Copy out all lines with the word "University" in them.

=== Records for processing ===

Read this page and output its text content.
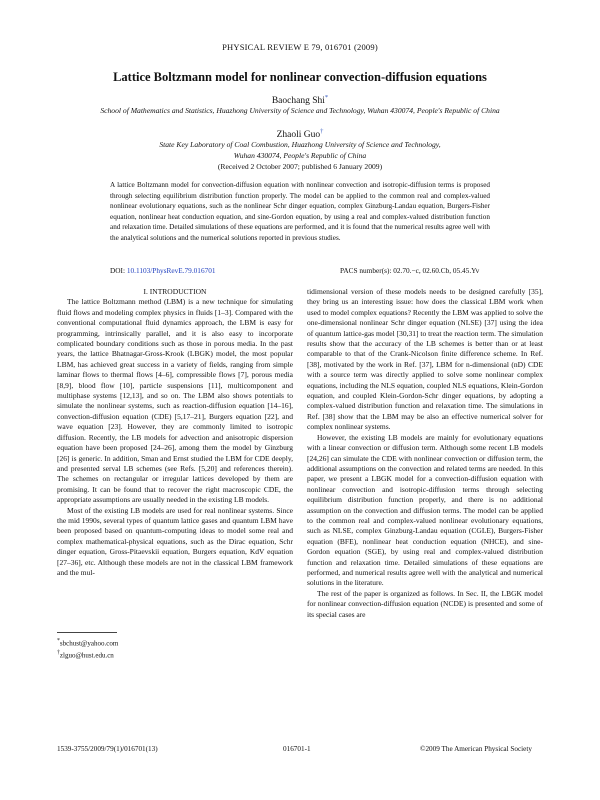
PHYSICAL REVIEW E 79, 016701 (2009)
Lattice Boltzmann model for nonlinear convection-diffusion equations
Baochang Shi*
School of Mathematics and Statistics, Huazhong University of Science and Technology, Wuhan 430074, People's Republic of China
Zhaoli Guo†
State Key Laboratory of Coal Combustion, Huazhong University of Science and Technology,
Wuhan 430074, People's Republic of China
(Received 2 October 2007; published 6 January 2009)
A lattice Boltzmann model for convection-diffusion equation with nonlinear convection and isotropic-diffusion terms is proposed through selecting equilibrium distribution function properly. The model can be applied to the common real and complex-valued nonlinear evolutionary equations, such as the nonlinear Schr dinger equation, complex Ginzburg-Landau equation, Burgers-Fisher equation, nonlinear heat conduction equation, and sine-Gordon equation, by using a real and complex-valued distribution function and relaxation time. Detailed simulations of these equations are performed, and it is found that the numerical results agree well with the analytical solutions and the numerical solutions reported in previous studies.
DOI: 10.1103/PhysRevE.79.016701	PACS number(s): 02.70.−c, 02.60.Cb, 05.45.Yv

I. INTRODUCTION

The lattice Boltzmann method (LBM) is a new technique for simulating fluid flows and modeling complex physics in fluids [1–3]. Compared with the conventional computational fluid dynamics approach, the LBM is easy for programming, intrinsically parallel, and it is also easy to incorporate complicated boundary conditions such as those in porous media. In the past years, the lattice Bhatnagar-Gross-Krook (LBGK) model, the most popular LBM, has achieved great success in a variety of fields, ranging from simple laminar flows to thermal flows [4–6], compressible flows [7], porous media [8,9], blood flow [10], particle suspensions [11], multicomponent and multiphase systems [12,13], and so on. The LBM also shows potentials to simulate the nonlinear systems, such as reaction-diffusion equation [14–16], convection-diffusion equation (CDE) [5,17–21], Burgers equation [22], and wave equation [23]. However, they are commonly limited to isotropic diffusion. Recently, the LB models for advection and anisotropic dispersion equation have been proposed [24–26], among them the model by Ginzburg [26] is generic. In addition, Sman and Ernst studied the LBM for CDE deeply, and presented serval LB schemes (see Refs. [5,20] and references therein). The schemes on rectangular or irregular lattices developed by them are promising. It can be found that to recover the right macroscopic CDE, the appropriate assumptions are usually needed in the existing LB models.

Most of the existing LB models are used for real nonlinear systems. Since the mid 1990s, several types of quantum lattice gases and quantum LBM have been proposed based on quantum-computing ideas to model some real and complex mathematical-physical equations, such as the Dirac equation, Schr dinger equation, Gross-Pitaevskii equation, Burgers equation, KdV equation [27–36], etc. Although these models are not in the classical LBM framework and the mul-

tidimensional version of these models needs to be designed carefully [35], they bring us an interesting issue: how does the classical LBM work when used to model complex equations? Recently the LBM was applied to solve the one-dimensional nonlinear Schr dinger equation (NLSE) [37] using the idea of quantum lattice-gas model [30,31] to treat the reaction term. The simulation results show that the accuracy of the LB schemes is better than or at least comparable to that of the Crank-Nicolson finite difference scheme. In Ref. [38], motivated by the work in Ref. [37], LBM for n-dimensional (nD) CDE with a source term was directly applied to solve some nonlinear complex equations, including the NLS equation, coupled NLS equations, Klein-Gordon equation, and coupled Klein-Gordon-Schr dinger equations, by adopting a complex-valued distribution function and relaxation time. The simulations in Ref. [38] show that the LBM may be also an effective numerical solver for complex nonlinear systems.

However, the existing LB models are mainly for evolutionary equations with a linear convection or diffusion term. Although some recent LB models [24,26] can simulate the CDE with nonlinear convection or diffusion term, the additional assumptions on the convection and related terms are needed. In this paper, we present a LBGK model for a convection-diffusion equation with nonlinear convection and isotropic-diffusion terms through selecting equilibrium distribution function properly, and there is no additional assumption on the convection and diffusion terms. The model can be applied to the common real and complex-valued nonlinear evolutionary equations, such as NLSE, complex Ginzburg-Landau equation (CGLE), Burgers-Fisher equation (BFE), nonlinear heat conduction equation (NHCE), and sine-Gordon equation (SGE), by using real and complex-valued distribution function and relaxation time. Detailed simulations of these equations are performed, and numerical results agree well with the analytical and numerical solutions in the literature.

The rest of the paper is organized as follows. In Sec. II, the LBGK model for nonlinear convection-diffusion equation (NCDE) is presented and some of its special cases are

*sbchust@yahoo.com
†zlguo@hust.edu.cn
1539-3755/2009/79(1)/016701(13)	016701-1	©2009 The American Physical Society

===

* _The response_:
School of Mathematics and Statistics, Huazhong University of Science and Technology, Wuhan 430074, People's Republic of China
State Key Laboratory of Coal Combustion, Huazhong University of Science and Technology,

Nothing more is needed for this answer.